>> begin RECORDS PROVIDED

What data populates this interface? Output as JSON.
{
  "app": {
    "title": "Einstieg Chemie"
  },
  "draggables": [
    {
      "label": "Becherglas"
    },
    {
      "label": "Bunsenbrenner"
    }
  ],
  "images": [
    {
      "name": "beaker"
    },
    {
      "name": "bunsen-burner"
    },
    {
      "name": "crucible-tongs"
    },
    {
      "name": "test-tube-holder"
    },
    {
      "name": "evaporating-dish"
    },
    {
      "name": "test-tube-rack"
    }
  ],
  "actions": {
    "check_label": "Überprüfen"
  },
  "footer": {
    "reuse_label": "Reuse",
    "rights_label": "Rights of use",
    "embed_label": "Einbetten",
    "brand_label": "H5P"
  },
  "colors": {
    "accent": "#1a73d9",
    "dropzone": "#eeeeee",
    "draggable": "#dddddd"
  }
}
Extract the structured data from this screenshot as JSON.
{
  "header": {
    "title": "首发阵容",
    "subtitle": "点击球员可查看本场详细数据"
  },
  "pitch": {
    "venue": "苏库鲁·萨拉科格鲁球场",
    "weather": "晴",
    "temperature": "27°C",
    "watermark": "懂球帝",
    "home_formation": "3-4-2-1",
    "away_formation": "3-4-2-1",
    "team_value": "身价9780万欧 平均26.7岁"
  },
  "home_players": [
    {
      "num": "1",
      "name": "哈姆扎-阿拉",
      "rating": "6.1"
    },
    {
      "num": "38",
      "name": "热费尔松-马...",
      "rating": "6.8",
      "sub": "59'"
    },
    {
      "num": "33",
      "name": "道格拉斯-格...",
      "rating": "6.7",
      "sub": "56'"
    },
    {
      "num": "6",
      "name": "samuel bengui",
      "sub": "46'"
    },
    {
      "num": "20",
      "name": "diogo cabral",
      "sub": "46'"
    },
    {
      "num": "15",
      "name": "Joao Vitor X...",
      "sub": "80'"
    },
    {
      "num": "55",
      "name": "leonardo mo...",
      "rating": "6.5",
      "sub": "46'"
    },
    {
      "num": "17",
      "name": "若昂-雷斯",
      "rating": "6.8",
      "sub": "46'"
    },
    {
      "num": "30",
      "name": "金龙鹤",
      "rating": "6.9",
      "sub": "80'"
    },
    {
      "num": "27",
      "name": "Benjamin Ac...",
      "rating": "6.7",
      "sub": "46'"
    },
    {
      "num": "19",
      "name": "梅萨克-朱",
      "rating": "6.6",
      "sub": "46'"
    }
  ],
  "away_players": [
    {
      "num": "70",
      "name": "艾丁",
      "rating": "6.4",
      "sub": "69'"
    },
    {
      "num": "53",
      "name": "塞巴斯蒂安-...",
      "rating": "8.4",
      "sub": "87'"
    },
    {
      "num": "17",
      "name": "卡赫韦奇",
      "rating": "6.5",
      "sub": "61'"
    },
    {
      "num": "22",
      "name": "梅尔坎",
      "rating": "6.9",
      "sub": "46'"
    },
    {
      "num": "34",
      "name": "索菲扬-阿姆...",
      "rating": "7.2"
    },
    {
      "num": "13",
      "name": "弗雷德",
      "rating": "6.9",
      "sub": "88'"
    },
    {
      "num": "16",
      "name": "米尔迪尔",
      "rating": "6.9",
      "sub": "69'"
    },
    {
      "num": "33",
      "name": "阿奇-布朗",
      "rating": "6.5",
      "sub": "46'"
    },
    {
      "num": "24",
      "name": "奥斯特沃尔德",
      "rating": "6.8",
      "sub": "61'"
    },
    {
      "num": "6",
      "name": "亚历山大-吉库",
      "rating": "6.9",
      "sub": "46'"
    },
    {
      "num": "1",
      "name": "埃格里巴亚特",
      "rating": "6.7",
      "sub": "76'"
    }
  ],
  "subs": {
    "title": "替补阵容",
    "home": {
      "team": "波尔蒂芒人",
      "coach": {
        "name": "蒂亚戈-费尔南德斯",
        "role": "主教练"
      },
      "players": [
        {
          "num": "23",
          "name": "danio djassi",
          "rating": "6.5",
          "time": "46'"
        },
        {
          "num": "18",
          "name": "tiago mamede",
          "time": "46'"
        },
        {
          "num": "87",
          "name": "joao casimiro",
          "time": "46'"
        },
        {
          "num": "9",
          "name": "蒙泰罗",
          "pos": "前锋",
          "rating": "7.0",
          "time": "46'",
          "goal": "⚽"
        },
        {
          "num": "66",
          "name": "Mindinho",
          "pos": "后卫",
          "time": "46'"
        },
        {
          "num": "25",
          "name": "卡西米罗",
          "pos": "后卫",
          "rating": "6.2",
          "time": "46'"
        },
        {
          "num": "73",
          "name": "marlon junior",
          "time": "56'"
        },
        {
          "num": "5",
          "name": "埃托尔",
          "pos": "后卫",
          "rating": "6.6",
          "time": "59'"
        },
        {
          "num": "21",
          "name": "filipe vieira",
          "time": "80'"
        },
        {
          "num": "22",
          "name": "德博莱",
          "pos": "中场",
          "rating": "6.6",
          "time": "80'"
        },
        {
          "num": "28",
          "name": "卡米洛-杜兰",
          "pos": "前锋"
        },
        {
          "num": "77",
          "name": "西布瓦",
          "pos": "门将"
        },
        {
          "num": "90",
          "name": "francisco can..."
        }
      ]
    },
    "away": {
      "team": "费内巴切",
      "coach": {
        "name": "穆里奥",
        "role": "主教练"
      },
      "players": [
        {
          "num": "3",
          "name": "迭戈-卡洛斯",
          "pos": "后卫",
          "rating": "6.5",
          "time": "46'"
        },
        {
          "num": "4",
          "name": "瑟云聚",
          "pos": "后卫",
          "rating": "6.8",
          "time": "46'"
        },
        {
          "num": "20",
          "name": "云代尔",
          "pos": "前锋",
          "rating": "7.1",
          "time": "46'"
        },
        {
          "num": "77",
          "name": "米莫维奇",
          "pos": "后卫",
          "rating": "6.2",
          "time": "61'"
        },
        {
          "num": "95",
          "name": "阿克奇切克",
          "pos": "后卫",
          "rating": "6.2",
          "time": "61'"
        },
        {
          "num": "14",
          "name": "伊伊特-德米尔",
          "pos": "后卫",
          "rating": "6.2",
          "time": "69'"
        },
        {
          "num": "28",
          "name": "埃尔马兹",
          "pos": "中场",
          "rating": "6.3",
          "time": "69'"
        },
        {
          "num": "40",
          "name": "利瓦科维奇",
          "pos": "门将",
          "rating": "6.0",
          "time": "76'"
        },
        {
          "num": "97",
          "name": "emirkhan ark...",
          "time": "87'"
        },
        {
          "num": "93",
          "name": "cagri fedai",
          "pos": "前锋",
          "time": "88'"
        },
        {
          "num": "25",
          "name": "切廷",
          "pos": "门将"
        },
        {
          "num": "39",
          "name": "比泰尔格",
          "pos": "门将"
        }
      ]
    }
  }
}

>> end RECORDS PROVIDED

| WORK INSTRUCTIONS |
Restate the data above word for word.

| IN RESPONSE |
What data populates this interface? Output as JSON.
{
  "app": {
    "title": "Einstieg Chemie"
  },
  "draggables": [
    {
      "label": "Becherglas"
    },
    {
      "label": "Bunsenbrenner"
    }
  ],
  "images": [
    {
      "name": "beaker"
    },
    {
      "name": "bunsen-burner"
    },
    {
      "name": "crucible-tongs"
    },
    {
      "name": "test-tube-holder"
    },
    {
      "name": "evaporating-dish"
    },
    {
      "name": "test-tube-rack"
    }
  ],
  "actions": {
    "check_label": "Überprüfen"
  },
  "footer": {
    "reuse_label": "Reuse",
    "rights_label": "Rights of use",
    "embed_label": "Einbetten",
    "brand_label": "H5P"
  },
  "colors": {
    "accent": "#1a73d9",
    "dropzone": "#eeeeee",
    "draggable": "#dddddd"
  }
}
Extract the structured data from this screenshot as JSON.
{
  "header": {
    "title": "首发阵容",
    "subtitle": "点击球员可查看本场详细数据"
  },
  "pitch": {
    "venue": "苏库鲁·萨拉科格鲁球场",
    "weather": "晴",
    "temperature": "27°C",
    "watermark": "懂球帝",
    "home_formation": "3-4-2-1",
    "away_formation": "3-4-2-1",
    "team_value": "身价9780万欧 平均26.7岁"
  },
  "home_players": [
    {
      "num": "1",
      "name": "哈姆扎-阿拉",
      "rating": "6.1"
    },
    {
      "num": "38",
      "name": "热费尔松-马...",
      "rating": "6.8",
      "sub": "59'"
    },
    {
      "num": "33",
      "name": "道格拉斯-格...",
      "rating": "6.7",
      "sub": "56'"
    },
    {
      "num": "6",
      "name": "samuel bengui",
      "sub": "46'"
    },
    {
      "num": "20",
      "name": "diogo cabral",
      "sub": "46'"
    },
    {
      "num": "15",
      "name": "Joao Vitor X...",
      "sub": "80'"
    },
    {
      "num": "55",
      "name": "leonardo mo...",
      "rating": "6.5",
      "sub": "46'"
    },
    {
      "num": "17",
      "name": "若昂-雷斯",
      "rating": "6.8",
      "sub": "46'"
    },
    {
      "num": "30",
      "name": "金龙鹤",
      "rating": "6.9",
      "sub": "80'"
    },
    {
      "num": "27",
      "name": "Benjamin Ac...",
      "rating": "6.7",
      "sub": "46'"
    },
    {
      "num": "19",
      "name": "梅萨克-朱",
      "rating": "6.6",
      "sub": "46'"
    }
  ],
  "away_players": [
    {
      "num": "70",
      "name": "艾丁",
      "rating": "6.4",
      "sub": "69'"
    },
    {
      "num": "53",
      "name": "塞巴斯蒂安-...",
      "rating": "8.4",
      "sub": "87'"
    },
    {
      "num": "17",
      "name": "卡赫韦奇",
      "rating": "6.5",
      "sub": "61'"
    },
    {
      "num": "22",
      "name": "梅尔坎",
      "rating": "6.9",
      "sub": "46'"
    },
    {
      "num": "34",
      "name": "索菲扬-阿姆...",
      "rating": "7.2"
    },
    {
      "num": "13",
      "name": "弗雷德",
      "rating": "6.9",
      "sub": "88'"
    },
    {
      "num": "16",
      "name": "米尔迪尔",
      "rating": "6.9",
      "sub": "69'"
    },
    {
      "num": "33",
      "name": "阿奇-布朗",
      "rating": "6.5",
      "sub": "46'"
    },
    {
      "num": "24",
      "name": "奥斯特沃尔德",
      "rating": "6.8",
      "sub": "61'"
    },
    {
      "num": "6",
      "name": "亚历山大-吉库",
      "rating": "6.9",
      "sub": "46'"
    },
    {
      "num": "1",
      "name": "埃格里巴亚特",
      "rating": "6.7",
      "sub": "76'"
    }
  ],
  "subs": {
    "title": "替补阵容",
    "home": {
      "team": "波尔蒂芒人",
      "coach": {
        "name": "蒂亚戈-费尔南德斯",
        "role": "主教练"
      },
      "players": [
        {
          "num": "23",
          "name": "danio djassi",
          "rating": "6.5",
          "time": "46'"
        },
        {
          "num": "18",
          "name": "tiago mamede",
          "time": "46'"
        },
        {
          "num": "87",
          "name": "joao casimiro",
          "time": "46'"
        },
        {
          "num": "9",
          "name": "蒙泰罗",
          "pos": "前锋",
          "rating": "7.0",
          "time": "46'",
          "goal": "⚽"
        },
        {
          "num": "66",
          "name": "Mindinho",
          "pos": "后卫",
          "time": "46'"
        },
        {
          "num": "25",
          "name": "卡西米罗",
          "pos": "后卫",
          "rating": "6.2",
          "time": "46'"
        },
        {
          "num": "73",
          "name": "marlon junior",
          "time": "56'"
        },
        {
          "num": "5",
          "name": "埃托尔",
          "pos": "后卫",
          "rating": "6.6",
          "time": "59'"
        },
        {
          "num": "21",
          "name": "filipe vieira",
          "time": "80'"
        },
        {
          "num": "22",
          "name": "德博莱",
          "pos": "中场",
          "rating": "6.6",
          "time": "80'"
        },
        {
          "num": "28",
          "name": "卡米洛-杜兰",
          "pos": "前锋"
        },
        {
          "num": "77",
          "name": "西布瓦",
          "pos": "门将"
        },
        {
          "num": "90",
          "name": "francisco can..."
        }
      ]
    },
    "away": {
      "team": "费内巴切",
      "coach": {
        "name": "穆里奥",
        "role": "主教练"
      },
      "players": [
        {
          "num": "3",
          "name": "迭戈-卡洛斯",
          "pos": "后卫",
          "rating": "6.5",
          "time": "46'"
        },
        {
          "num": "4",
          "name": "瑟云聚",
          "pos": "后卫",
          "rating": "6.8",
          "time": "46'"
        },
        {
          "num": "20",
          "name": "云代尔",
          "pos": "前锋",
          "rating": "7.1",
          "time": "46'"
        },
        {
          "num": "77",
          "name": "米莫维奇",
          "pos": "后卫",
          "rating": "6.2",
          "time": "61'"
        },
        {
          "num": "95",
          "name": "阿克奇切克",
          "pos": "后卫",
          "rating": "6.2",
          "time": "61'"
        },
        {
          "num": "14",
          "name": "伊伊特-德米尔",
          "pos": "后卫",
          "rating": "6.2",
          "time": "69'"
        },
        {
          "num": "28",
          "name": "埃尔马兹",
          "pos": "中场",
          "rating": "6.3",
          "time": "69'"
        },
        {
          "num": "40",
          "name": "利瓦科维奇",
          "pos": "门将",
          "rating": "6.0",
          "time": "76'"
        },
        {
          "num": "97",
          "name": "emirkhan ark...",
          "time": "87'"
        },
        {
          "num": "93",
          "name": "cagri fedai",
          "pos": "前锋",
          "time": "88'"
        },
        {
          "num": "25",
          "name": "切廷",
          "pos": "门将"
        },
        {
          "num": "39",
          "name": "比泰尔格",
          "pos": "门将"
        }
      ]
    }
  }
}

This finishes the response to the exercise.